__Data listing__
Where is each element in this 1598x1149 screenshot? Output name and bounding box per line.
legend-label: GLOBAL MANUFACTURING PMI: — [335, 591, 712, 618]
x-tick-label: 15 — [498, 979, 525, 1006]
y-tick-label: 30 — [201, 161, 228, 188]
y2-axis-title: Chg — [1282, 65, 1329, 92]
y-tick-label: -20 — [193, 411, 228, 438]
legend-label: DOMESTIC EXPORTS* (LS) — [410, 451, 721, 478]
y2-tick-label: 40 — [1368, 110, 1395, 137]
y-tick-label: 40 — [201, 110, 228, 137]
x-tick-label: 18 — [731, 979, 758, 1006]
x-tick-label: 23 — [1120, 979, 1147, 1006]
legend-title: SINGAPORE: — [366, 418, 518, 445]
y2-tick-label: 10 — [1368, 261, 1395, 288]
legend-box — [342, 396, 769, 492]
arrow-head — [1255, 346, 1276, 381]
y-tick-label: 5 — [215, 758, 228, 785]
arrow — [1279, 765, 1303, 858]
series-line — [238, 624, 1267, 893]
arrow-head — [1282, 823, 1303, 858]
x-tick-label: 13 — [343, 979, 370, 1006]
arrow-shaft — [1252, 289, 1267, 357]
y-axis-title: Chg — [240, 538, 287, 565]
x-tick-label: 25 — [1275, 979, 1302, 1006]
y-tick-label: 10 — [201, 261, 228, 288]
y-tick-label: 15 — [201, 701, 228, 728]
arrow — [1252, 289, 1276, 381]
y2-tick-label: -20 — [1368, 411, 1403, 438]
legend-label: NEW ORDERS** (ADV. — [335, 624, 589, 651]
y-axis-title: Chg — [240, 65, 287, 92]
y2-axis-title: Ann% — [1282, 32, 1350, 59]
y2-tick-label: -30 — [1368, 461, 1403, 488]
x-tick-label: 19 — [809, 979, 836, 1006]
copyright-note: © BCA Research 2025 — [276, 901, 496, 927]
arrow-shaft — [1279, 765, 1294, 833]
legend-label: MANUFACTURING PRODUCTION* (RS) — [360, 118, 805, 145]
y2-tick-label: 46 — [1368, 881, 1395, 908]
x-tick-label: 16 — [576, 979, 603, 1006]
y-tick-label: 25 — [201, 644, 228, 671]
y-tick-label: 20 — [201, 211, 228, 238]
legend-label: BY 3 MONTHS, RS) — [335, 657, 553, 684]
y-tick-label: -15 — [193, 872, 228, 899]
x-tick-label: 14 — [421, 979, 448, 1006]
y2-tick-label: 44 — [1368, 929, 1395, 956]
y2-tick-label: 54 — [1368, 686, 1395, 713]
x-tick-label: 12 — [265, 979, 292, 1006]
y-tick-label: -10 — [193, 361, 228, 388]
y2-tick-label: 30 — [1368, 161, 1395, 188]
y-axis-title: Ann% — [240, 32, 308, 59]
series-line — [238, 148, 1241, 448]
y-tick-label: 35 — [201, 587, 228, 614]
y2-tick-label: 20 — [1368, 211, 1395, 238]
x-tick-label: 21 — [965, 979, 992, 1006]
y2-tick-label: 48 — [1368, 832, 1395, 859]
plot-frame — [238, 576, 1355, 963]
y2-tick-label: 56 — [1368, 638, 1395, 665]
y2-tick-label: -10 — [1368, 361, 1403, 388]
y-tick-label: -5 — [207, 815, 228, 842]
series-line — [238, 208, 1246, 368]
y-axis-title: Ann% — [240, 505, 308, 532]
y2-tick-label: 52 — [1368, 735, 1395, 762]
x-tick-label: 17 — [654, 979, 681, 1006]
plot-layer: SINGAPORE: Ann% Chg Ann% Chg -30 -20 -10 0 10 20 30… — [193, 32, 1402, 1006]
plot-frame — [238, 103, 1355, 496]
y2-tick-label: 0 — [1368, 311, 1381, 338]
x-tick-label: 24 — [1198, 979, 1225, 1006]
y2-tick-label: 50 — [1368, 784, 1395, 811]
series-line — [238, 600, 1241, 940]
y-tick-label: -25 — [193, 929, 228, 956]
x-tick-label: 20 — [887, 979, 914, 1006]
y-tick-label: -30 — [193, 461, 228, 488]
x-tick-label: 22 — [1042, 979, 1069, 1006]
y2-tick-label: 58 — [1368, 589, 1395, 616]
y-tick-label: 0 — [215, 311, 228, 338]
--
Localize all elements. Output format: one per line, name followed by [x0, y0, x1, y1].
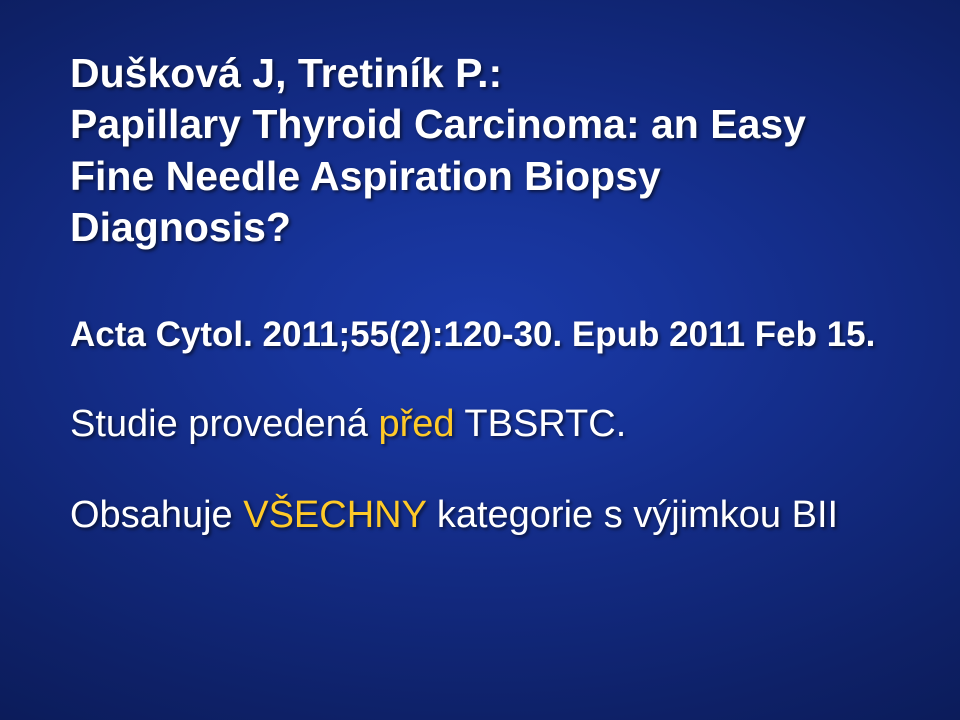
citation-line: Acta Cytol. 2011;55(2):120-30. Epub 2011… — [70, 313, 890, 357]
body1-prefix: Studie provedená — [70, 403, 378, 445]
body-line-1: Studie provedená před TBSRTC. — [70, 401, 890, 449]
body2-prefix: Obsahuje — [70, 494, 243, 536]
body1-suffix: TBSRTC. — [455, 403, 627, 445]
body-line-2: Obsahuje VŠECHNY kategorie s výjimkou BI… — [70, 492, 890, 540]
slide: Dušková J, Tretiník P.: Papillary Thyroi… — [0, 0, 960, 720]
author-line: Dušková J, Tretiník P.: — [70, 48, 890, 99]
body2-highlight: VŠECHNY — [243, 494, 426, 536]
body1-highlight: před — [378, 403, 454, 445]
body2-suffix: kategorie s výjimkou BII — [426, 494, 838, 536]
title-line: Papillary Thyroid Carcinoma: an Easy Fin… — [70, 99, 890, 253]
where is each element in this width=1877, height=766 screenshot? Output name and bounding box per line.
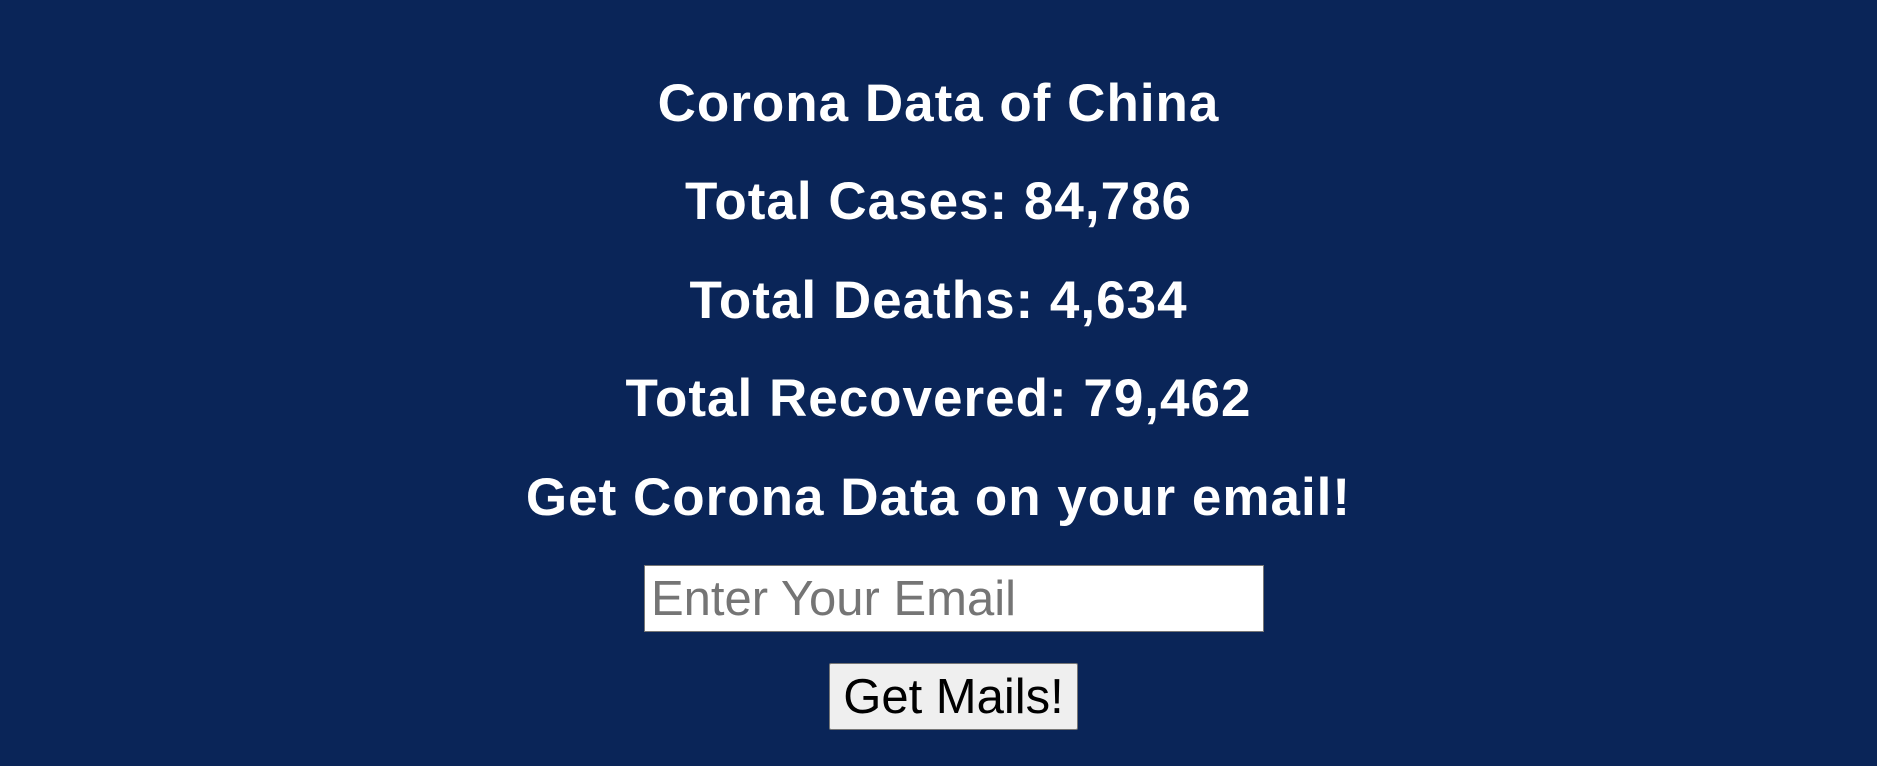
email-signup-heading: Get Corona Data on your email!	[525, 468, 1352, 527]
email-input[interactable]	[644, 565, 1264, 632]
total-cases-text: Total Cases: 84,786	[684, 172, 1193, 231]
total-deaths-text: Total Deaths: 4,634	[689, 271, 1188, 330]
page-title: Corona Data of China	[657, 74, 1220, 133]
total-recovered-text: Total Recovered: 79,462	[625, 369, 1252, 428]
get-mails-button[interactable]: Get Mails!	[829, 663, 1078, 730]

__Aim of the task__
Change "x-tick-label" to "horizontal-tick-label" in the listing, starting at the line that contains "Where is each element in this 1598x1149" and ending at the line that contains "y-tick-label: 30 — [201, 161, 228, 188]". Give only those lines, with everything else left as it is.

__Task result__
Where is each element in this 1598x1149 screenshot? Output name and bounding box per line.
legend-label: GLOBAL MANUFACTURING PMI: — [335, 591, 712, 618]
horizontal-tick-label: 15 — [498, 979, 525, 1006]
y-tick-label: 30 — [201, 161, 228, 188]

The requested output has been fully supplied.